TASK TO COMPLETE:
Every entry must be given again exactly.

───── INFORMATION SUPPLIED

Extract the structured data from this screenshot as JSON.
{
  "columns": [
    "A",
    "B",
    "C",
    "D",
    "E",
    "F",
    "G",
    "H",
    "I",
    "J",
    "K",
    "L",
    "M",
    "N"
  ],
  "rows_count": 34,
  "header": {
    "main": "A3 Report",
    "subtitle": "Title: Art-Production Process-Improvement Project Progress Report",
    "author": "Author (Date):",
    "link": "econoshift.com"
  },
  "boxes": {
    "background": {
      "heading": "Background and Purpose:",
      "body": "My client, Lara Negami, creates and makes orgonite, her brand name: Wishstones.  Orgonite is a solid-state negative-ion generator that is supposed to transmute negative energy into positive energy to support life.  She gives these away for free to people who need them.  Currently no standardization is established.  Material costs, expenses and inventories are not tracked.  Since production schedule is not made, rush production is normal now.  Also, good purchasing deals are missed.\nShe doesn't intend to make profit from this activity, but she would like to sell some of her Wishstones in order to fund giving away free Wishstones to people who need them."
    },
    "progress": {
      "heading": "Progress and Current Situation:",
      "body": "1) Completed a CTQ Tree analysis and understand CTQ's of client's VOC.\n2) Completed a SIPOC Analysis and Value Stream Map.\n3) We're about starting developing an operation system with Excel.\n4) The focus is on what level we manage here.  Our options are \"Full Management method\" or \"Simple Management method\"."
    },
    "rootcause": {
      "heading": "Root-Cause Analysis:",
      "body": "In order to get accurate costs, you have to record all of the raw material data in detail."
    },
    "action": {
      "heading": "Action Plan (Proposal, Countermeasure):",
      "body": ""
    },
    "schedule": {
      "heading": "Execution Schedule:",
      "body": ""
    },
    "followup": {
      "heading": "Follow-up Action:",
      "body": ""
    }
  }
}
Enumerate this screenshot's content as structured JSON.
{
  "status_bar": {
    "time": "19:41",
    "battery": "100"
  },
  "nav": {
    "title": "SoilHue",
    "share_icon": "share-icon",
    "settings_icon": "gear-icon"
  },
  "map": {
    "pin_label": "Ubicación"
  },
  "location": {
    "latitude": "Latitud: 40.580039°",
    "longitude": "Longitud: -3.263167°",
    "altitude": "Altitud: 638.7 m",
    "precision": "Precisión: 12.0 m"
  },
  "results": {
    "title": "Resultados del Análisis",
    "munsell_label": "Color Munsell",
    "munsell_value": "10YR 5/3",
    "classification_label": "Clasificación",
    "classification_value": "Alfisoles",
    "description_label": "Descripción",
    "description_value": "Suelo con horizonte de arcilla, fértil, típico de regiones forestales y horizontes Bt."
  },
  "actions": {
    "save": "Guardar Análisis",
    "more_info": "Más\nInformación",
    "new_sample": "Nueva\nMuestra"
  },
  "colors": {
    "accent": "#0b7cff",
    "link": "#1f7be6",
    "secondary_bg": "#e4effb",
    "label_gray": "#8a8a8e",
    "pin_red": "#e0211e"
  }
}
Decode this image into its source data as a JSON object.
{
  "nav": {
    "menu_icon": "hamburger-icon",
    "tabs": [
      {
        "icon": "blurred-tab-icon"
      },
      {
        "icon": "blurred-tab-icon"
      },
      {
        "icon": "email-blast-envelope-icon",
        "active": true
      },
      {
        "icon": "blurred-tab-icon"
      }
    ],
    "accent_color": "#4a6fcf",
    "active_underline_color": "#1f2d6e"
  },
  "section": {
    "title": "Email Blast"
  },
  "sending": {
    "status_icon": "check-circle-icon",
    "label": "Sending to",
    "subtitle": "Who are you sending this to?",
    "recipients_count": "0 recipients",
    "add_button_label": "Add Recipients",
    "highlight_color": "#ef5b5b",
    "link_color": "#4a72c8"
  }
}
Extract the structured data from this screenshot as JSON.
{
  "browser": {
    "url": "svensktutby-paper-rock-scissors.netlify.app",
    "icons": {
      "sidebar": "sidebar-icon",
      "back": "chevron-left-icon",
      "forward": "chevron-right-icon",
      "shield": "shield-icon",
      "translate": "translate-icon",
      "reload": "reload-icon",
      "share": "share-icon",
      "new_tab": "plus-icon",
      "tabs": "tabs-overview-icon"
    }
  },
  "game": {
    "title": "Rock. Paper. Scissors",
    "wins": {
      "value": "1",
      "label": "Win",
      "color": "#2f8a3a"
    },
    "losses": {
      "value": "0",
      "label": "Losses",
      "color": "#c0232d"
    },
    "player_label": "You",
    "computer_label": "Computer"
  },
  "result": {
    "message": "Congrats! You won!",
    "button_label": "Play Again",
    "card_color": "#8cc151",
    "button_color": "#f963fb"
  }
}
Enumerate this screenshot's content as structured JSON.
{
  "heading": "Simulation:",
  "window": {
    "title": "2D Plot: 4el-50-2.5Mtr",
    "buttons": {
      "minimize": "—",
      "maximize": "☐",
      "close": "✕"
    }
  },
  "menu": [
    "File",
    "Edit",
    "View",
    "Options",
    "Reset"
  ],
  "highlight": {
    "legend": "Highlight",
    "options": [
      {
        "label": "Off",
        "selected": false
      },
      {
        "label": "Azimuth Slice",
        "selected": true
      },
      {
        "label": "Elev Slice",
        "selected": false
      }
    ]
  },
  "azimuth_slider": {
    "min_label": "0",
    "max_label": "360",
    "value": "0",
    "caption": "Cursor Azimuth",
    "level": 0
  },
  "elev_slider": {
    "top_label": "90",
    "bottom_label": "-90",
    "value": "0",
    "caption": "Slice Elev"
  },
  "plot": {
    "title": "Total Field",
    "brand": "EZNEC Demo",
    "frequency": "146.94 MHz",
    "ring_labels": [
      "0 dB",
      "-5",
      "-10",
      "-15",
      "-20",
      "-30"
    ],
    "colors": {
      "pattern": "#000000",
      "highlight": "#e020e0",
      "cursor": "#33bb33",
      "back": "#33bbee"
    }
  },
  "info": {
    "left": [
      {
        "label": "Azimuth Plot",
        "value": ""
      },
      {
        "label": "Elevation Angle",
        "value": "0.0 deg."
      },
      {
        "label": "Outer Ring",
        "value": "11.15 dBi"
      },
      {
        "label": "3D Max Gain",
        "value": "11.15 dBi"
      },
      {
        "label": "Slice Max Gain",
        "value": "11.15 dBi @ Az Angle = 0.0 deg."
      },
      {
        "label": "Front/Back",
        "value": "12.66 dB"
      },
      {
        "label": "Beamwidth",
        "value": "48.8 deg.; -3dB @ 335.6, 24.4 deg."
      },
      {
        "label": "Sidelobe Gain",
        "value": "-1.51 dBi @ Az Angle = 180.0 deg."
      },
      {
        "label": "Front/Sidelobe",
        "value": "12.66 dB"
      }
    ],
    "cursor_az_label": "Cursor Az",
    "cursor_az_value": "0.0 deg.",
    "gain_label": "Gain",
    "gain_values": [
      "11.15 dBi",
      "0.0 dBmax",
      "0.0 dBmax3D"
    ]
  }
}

──────────

COMPLETE RESPONSE:
Extract the structured data from this screenshot as JSON.
{
  "columns": [
    "A",
    "B",
    "C",
    "D",
    "E",
    "F",
    "G",
    "H",
    "I",
    "J",
    "K",
    "L",
    "M",
    "N"
  ],
  "rows_count": 34,
  "header": {
    "main": "A3 Report",
    "subtitle": "Title: Art-Production Process-Improvement Project Progress Report",
    "author": "Author (Date):",
    "link": "econoshift.com"
  },
  "boxes": {
    "background": {
      "heading": "Background and Purpose:",
      "body": "My client, Lara Negami, creates and makes orgonite, her brand name: Wishstones.  Orgonite is a solid-state negative-ion generator that is supposed to transmute negative energy into positive energy to support life.  She gives these away for free to people who need them.  Currently no standardization is established.  Material costs, expenses and inventories are not tracked.  Since production schedule is not made, rush production is normal now.  Also, good purchasing deals are missed.\nShe doesn't intend to make profit from this activity, but she would like to sell some of her Wishstones in order to fund giving away free Wishstones to people who need them."
    },
    "progress": {
      "heading": "Progress and Current Situation:",
      "body": "1) Completed a CTQ Tree analysis and understand CTQ's of client's VOC.\n2) Completed a SIPOC Analysis and Value Stream Map.\n3) We're about starting developing an operation system with Excel.\n4) The focus is on what level we manage here.  Our options are \"Full Management method\" or \"Simple Management method\"."
    },
    "rootcause": {
      "heading": "Root-Cause Analysis:",
      "body": "In order to get accurate costs, you have to record all of the raw material data in detail."
    },
    "action": {
      "heading": "Action Plan (Proposal, Countermeasure):",
      "body": ""
    },
    "schedule": {
      "heading": "Execution Schedule:",
      "body": ""
    },
    "followup": {
      "heading": "Follow-up Action:",
      "body": ""
    }
  }
}
Enumerate this screenshot's content as structured JSON.
{
  "status_bar": {
    "time": "19:41",
    "battery": "100"
  },
  "nav": {
    "title": "SoilHue",
    "share_icon": "share-icon",
    "settings_icon": "gear-icon"
  },
  "map": {
    "pin_label": "Ubicación"
  },
  "location": {
    "latitude": "Latitud: 40.580039°",
    "longitude": "Longitud: -3.263167°",
    "altitude": "Altitud: 638.7 m",
    "precision": "Precisión: 12.0 m"
  },
  "results": {
    "title": "Resultados del Análisis",
    "munsell_label": "Color Munsell",
    "munsell_value": "10YR 5/3",
    "classification_label": "Clasificación",
    "classification_value": "Alfisoles",
    "description_label": "Descripción",
    "description_value": "Suelo con horizonte de arcilla, fértil, típico de regiones forestales y horizontes Bt."
  },
  "actions": {
    "save": "Guardar Análisis",
    "more_info": "Más\nInformación",
    "new_sample": "Nueva\nMuestra"
  },
  "colors": {
    "accent": "#0b7cff",
    "link": "#1f7be6",
    "secondary_bg": "#e4effb",
    "label_gray": "#8a8a8e",
    "pin_red": "#e0211e"
  }
}
Decode this image into its source data as a JSON object.
{
  "nav": {
    "menu_icon": "hamburger-icon",
    "tabs": [
      {
        "icon": "blurred-tab-icon"
      },
      {
        "icon": "blurred-tab-icon"
      },
      {
        "icon": "email-blast-envelope-icon",
        "active": true
      },
      {
        "icon": "blurred-tab-icon"
      }
    ],
    "accent_color": "#4a6fcf",
    "active_underline_color": "#1f2d6e"
  },
  "section": {
    "title": "Email Blast"
  },
  "sending": {
    "status_icon": "check-circle-icon",
    "label": "Sending to",
    "subtitle": "Who are you sending this to?",
    "recipients_count": "0 recipients",
    "add_button_label": "Add Recipients",
    "highlight_color": "#ef5b5b",
    "link_color": "#4a72c8"
  }
}
Extract the structured data from this screenshot as JSON.
{
  "browser": {
    "url": "svensktutby-paper-rock-scissors.netlify.app",
    "icons": {
      "sidebar": "sidebar-icon",
      "back": "chevron-left-icon",
      "forward": "chevron-right-icon",
      "shield": "shield-icon",
      "translate": "translate-icon",
      "reload": "reload-icon",
      "share": "share-icon",
      "new_tab": "plus-icon",
      "tabs": "tabs-overview-icon"
    }
  },
  "game": {
    "title": "Rock. Paper. Scissors",
    "wins": {
      "value": "1",
      "label": "Win",
      "color": "#2f8a3a"
    },
    "losses": {
      "value": "0",
      "label": "Losses",
      "color": "#c0232d"
    },
    "player_label": "You",
    "computer_label": "Computer"
  },
  "result": {
    "message": "Congrats! You won!",
    "button_label": "Play Again",
    "card_color": "#8cc151",
    "button_color": "#f963fb"
  }
}
Enumerate this screenshot's content as structured JSON.
{
  "heading": "Simulation:",
  "window": {
    "title": "2D Plot: 4el-50-2.5Mtr",
    "buttons": {
      "minimize": "—",
      "maximize": "☐",
      "close": "✕"
    }
  },
  "menu": [
    "File",
    "Edit",
    "View",
    "Options",
    "Reset"
  ],
  "highlight": {
    "legend": "Highlight",
    "options": [
      {
        "label": "Off",
        "selected": false
      },
      {
        "label": "Azimuth Slice",
        "selected": true
      },
      {
        "label": "Elev Slice",
        "selected": false
      }
    ]
  },
  "azimuth_slider": {
    "min_label": "0",
    "max_label": "360",
    "value": "0",
    "caption": "Cursor Azimuth",
    "level": 0
  },
  "elev_slider": {
    "top_label": "90",
    "bottom_label": "-90",
    "value": "0",
    "caption": "Slice Elev"
  },
  "plot": {
    "title": "Total Field",
    "brand": "EZNEC Demo",
    "frequency": "146.94 MHz",
    "ring_labels": [
      "0 dB",
      "-5",
      "-10",
      "-15",
      "-20",
      "-30"
    ],
    "colors": {
      "pattern": "#000000",
      "highlight": "#e020e0",
      "cursor": "#33bb33",
      "back": "#33bbee"
    }
  },
  "info": {
    "left": [
      {
        "label": "Azimuth Plot",
        "value": ""
      },
      {
        "label": "Elevation Angle",
        "value": "0.0 deg."
      },
      {
        "label": "Outer Ring",
        "value": "11.15 dBi"
      },
      {
        "label": "3D Max Gain",
        "value": "11.15 dBi"
      },
      {
        "label": "Slice Max Gain",
        "value": "11.15 dBi @ Az Angle = 0.0 deg."
      },
      {
        "label": "Front/Back",
        "value": "12.66 dB"
      },
      {
        "label": "Beamwidth",
        "value": "48.8 deg.; -3dB @ 335.6, 24.4 deg."
      },
      {
        "label": "Sidelobe Gain",
        "value": "-1.51 dBi @ Az Angle = 180.0 deg."
      },
      {
        "label": "Front/Sidelobe",
        "value": "12.66 dB"
      }
    ],
    "cursor_az_label": "Cursor Az",
    "cursor_az_value": "0.0 deg.",
    "gain_label": "Gain",
    "gain_values": [
      "11.15 dBi",
      "0.0 dBmax",
      "0.0 dBmax3D"
    ]
  }
}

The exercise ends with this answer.